§ WHAT TO PRODUCE:
Make an exact copy of the lines below.

§ Dataset entries on figures:
--- Begin ---
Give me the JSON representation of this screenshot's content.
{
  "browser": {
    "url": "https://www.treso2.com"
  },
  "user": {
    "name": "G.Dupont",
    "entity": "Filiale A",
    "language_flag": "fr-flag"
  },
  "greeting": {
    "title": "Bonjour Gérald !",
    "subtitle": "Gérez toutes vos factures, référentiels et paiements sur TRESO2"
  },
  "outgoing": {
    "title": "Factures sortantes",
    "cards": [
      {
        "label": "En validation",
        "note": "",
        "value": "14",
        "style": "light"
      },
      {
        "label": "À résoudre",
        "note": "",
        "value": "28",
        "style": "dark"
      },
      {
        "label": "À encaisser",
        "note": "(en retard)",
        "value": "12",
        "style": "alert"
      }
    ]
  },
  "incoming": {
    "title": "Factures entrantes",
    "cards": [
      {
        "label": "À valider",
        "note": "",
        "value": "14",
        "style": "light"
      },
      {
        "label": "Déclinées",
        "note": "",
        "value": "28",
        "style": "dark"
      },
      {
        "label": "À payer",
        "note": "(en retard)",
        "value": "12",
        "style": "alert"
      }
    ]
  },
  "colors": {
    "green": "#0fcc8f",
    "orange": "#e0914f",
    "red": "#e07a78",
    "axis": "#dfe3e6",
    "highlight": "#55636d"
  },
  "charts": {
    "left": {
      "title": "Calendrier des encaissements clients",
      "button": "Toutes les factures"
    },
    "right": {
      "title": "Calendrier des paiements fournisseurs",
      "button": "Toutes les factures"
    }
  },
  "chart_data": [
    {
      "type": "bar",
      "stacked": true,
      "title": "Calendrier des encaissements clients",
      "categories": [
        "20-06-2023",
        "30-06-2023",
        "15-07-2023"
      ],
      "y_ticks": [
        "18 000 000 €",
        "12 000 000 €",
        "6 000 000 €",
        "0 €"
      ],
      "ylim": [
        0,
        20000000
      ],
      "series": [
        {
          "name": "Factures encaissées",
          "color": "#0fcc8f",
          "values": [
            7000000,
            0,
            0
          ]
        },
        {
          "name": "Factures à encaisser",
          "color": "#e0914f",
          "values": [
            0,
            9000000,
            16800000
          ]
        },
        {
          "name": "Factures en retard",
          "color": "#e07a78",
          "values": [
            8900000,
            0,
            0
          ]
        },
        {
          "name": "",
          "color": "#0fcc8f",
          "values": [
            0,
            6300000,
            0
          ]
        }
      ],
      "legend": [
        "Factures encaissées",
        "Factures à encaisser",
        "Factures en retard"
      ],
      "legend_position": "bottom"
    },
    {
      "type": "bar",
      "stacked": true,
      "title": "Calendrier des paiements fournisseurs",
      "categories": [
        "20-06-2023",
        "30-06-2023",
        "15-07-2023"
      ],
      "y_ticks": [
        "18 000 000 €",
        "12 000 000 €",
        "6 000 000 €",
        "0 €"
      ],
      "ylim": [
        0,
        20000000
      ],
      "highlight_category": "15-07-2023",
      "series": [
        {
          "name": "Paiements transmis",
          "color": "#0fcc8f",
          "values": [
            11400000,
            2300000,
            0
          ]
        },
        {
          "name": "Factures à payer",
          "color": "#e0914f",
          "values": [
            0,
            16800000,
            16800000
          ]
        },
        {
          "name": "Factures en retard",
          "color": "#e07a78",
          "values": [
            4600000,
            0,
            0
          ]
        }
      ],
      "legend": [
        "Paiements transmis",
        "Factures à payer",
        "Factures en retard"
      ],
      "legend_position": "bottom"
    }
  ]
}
--- End ---
§ EXERCISE SOLUTION:
Give me the JSON representation of this screenshot's content.
{
  "browser": {
    "url": "https://www.treso2.com"
  },
  "user": {
    "name": "G.Dupont",
    "entity": "Filiale A",
    "language_flag": "fr-flag"
  },
  "greeting": {
    "title": "Bonjour Gérald !",
    "subtitle": "Gérez toutes vos factures, référentiels et paiements sur TRESO2"
  },
  "outgoing": {
    "title": "Factures sortantes",
    "cards": [
      {
        "label": "En validation",
        "note": "",
        "value": "14",
        "style": "light"
      },
      {
        "label": "À résoudre",
        "note": "",
        "value": "28",
        "style": "dark"
      },
      {
        "label": "À encaisser",
        "note": "(en retard)",
        "value": "12",
        "style": "alert"
      }
    ]
  },
  "incoming": {
    "title": "Factures entrantes",
    "cards": [
      {
        "label": "À valider",
        "note": "",
        "value": "14",
        "style": "light"
      },
      {
        "label": "Déclinées",
        "note": "",
        "value": "28",
        "style": "dark"
      },
      {
        "label": "À payer",
        "note": "(en retard)",
        "value": "12",
        "style": "alert"
      }
    ]
  },
  "colors": {
    "green": "#0fcc8f",
    "orange": "#e0914f",
    "red": "#e07a78",
    "axis": "#dfe3e6",
    "highlight": "#55636d"
  },
  "charts": {
    "left": {
      "title": "Calendrier des encaissements clients",
      "button": "Toutes les factures"
    },
    "right": {
      "title": "Calendrier des paiements fournisseurs",
      "button": "Toutes les factures"
    }
  },
  "chart_data": [
    {
      "type": "bar",
      "stacked": true,
      "title": "Calendrier des encaissements clients",
      "categories": [
        "20-06-2023",
        "30-06-2023",
        "15-07-2023"
      ],
      "y_ticks": [
        "18 000 000 €",
        "12 000 000 €",
        "6 000 000 €",
        "0 €"
      ],
      "ylim": [
        0,
        20000000
      ],
      "series": [
        {
          "name": "Factures encaissées",
          "color": "#0fcc8f",
          "values": [
            7000000,
            0,
            0
          ]
        },
        {
          "name": "Factures à encaisser",
          "color": "#e0914f",
          "values": [
            0,
            9000000,
            16800000
          ]
        },
        {
          "name": "Factures en retard",
          "color": "#e07a78",
          "values": [
            8900000,
            0,
            0
          ]
        },
        {
          "name": "",
          "color": "#0fcc8f",
          "values": [
            0,
            6300000,
            0
          ]
        }
      ],
      "legend": [
        "Factures encaissées",
        "Factures à encaisser",
        "Factures en retard"
      ],
      "legend_position": "bottom"
    },
    {
      "type": "bar",
      "stacked": true,
      "title": "Calendrier des paiements fournisseurs",
      "categories": [
        "20-06-2023",
        "30-06-2023",
        "15-07-2023"
      ],
      "y_ticks": [
        "18 000 000 €",
        "12 000 000 €",
        "6 000 000 €",
        "0 €"
      ],
      "ylim": [
        0,
        20000000
      ],
      "highlight_category": "15-07-2023",
      "series": [
        {
          "name": "Paiements transmis",
          "color": "#0fcc8f",
          "values": [
            11400000,
            2300000,
            0
          ]
        },
        {
          "name": "Factures à payer",
          "color": "#e0914f",
          "values": [
            0,
            16800000,
            16800000
          ]
        },
        {
          "name": "Factures en retard",
          "color": "#e07a78",
          "values": [
            4600000,
            0,
            0
          ]
        }
      ],
      "legend": [
        "Paiements transmis",
        "Factures à payer",
        "Factures en retard"
      ],
      "legend_position": "bottom"
    }
  ]
}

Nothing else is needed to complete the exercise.